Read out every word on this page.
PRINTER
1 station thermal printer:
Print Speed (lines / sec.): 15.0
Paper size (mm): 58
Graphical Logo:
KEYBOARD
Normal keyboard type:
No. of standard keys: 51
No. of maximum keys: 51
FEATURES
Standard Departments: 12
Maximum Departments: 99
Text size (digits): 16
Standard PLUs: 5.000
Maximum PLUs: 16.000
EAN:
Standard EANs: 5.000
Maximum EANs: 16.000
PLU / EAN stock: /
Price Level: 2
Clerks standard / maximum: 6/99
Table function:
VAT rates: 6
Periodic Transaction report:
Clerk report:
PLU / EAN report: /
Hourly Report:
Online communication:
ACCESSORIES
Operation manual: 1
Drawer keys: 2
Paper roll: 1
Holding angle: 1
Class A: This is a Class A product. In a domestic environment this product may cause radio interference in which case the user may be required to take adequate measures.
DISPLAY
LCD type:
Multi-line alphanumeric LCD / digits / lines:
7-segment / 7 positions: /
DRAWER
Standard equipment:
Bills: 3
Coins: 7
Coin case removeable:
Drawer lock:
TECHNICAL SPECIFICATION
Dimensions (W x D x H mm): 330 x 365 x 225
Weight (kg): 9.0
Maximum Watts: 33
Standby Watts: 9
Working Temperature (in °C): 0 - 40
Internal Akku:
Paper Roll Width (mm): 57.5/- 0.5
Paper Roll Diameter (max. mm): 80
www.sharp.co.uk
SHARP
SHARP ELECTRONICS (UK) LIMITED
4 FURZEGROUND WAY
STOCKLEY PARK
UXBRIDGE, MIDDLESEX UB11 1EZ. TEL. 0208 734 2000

::::::::::

WORK TO BE COMPLETED.
Pull every line containing "PLUs" out of the data above.

SOLUTION TO THIS EXERCISE.
Standard PLUs: 5.000
Maximum PLUs: 16.000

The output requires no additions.